» **AIM**: Output the entries verbatim, including every line.

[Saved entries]

────────────────────

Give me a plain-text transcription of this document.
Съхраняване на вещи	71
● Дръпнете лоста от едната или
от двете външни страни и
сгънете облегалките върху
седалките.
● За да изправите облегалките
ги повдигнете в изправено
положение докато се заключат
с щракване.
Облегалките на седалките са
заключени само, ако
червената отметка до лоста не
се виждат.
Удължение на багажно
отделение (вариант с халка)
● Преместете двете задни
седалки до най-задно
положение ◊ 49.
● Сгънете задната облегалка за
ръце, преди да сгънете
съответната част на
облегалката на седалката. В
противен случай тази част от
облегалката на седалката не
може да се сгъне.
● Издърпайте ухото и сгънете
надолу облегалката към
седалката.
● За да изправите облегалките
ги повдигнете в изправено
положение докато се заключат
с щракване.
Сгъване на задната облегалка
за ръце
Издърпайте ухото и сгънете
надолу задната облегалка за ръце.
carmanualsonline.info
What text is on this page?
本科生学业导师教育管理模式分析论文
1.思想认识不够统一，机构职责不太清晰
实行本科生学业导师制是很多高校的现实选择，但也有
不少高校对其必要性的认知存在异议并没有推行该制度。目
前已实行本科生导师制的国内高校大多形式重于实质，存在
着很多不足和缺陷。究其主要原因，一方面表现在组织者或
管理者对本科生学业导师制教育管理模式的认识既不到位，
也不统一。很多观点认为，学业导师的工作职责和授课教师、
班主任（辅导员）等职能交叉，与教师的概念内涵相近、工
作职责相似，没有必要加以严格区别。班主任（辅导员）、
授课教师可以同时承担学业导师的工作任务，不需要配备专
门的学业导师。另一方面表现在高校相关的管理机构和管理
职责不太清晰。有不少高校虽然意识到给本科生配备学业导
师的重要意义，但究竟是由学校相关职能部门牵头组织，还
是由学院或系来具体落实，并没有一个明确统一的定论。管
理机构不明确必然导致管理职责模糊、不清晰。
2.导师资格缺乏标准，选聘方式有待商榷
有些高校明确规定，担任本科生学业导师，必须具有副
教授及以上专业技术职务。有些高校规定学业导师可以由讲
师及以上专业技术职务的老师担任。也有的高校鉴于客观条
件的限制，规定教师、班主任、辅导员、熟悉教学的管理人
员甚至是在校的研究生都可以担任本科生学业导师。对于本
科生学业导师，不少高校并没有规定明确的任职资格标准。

────────────────────

» **SOLVED PROBLEM**:
Give me a plain-text transcription of this document.
Съхраняване на вещи	71
● Дръпнете лоста от едната или
от двете външни страни и
сгънете облегалките върху
седалките.
● За да изправите облегалките
ги повдигнете в изправено
положение докато се заключат
с щракване.
Облегалките на седалките са
заключени само, ако
червената отметка до лоста не
се виждат.
Удължение на багажно
отделение (вариант с халка)
● Преместете двете задни
седалки до най-задно
положение ◊ 49.
● Сгънете задната облегалка за
ръце, преди да сгънете
съответната част на
облегалката на седалката. В
противен случай тази част от
облегалката на седалката не
може да се сгъне.
● Издърпайте ухото и сгънете
надолу облегалката към
седалката.
● За да изправите облегалките
ги повдигнете в изправено
положение докато се заключат
с щракване.
Сгъване на задната облегалка
за ръце
Издърпайте ухото и сгънете
надолу задната облегалка за ръце.
carmanualsonline.info
What text is on this page?
本科生学业导师教育管理模式分析论文
1.思想认识不够统一，机构职责不太清晰
实行本科生学业导师制是很多高校的现实选择，但也有
不少高校对其必要性的认知存在异议并没有推行该制度。目
前已实行本科生导师制的国内高校大多形式重于实质，存在
着很多不足和缺陷。究其主要原因，一方面表现在组织者或
管理者对本科生学业导师制教育管理模式的认识既不到位，
也不统一。很多观点认为，学业导师的工作职责和授课教师、
班主任（辅导员）等职能交叉，与教师的概念内涵相近、工
作职责相似，没有必要加以严格区别。班主任（辅导员）、
授课教师可以同时承担学业导师的工作任务，不需要配备专
门的学业导师。另一方面表现在高校相关的管理机构和管理
职责不太清晰。有不少高校虽然意识到给本科生配备学业导
师的重要意义，但究竟是由学校相关职能部门牵头组织，还
是由学院或系来具体落实，并没有一个明确统一的定论。管
理机构不明确必然导致管理职责模糊、不清晰。
2.导师资格缺乏标准，选聘方式有待商榷
有些高校明确规定，担任本科生学业导师，必须具有副
教授及以上专业技术职务。有些高校规定学业导师可以由讲
师及以上专业技术职务的老师担任。也有的高校鉴于客观条
件的限制，规定教师、班主任、辅导员、熟悉教学的管理人
员甚至是在校的研究生都可以担任本科生学业导师。对于本
科生学业导师，不少高校并没有规定明确的任职资格标准。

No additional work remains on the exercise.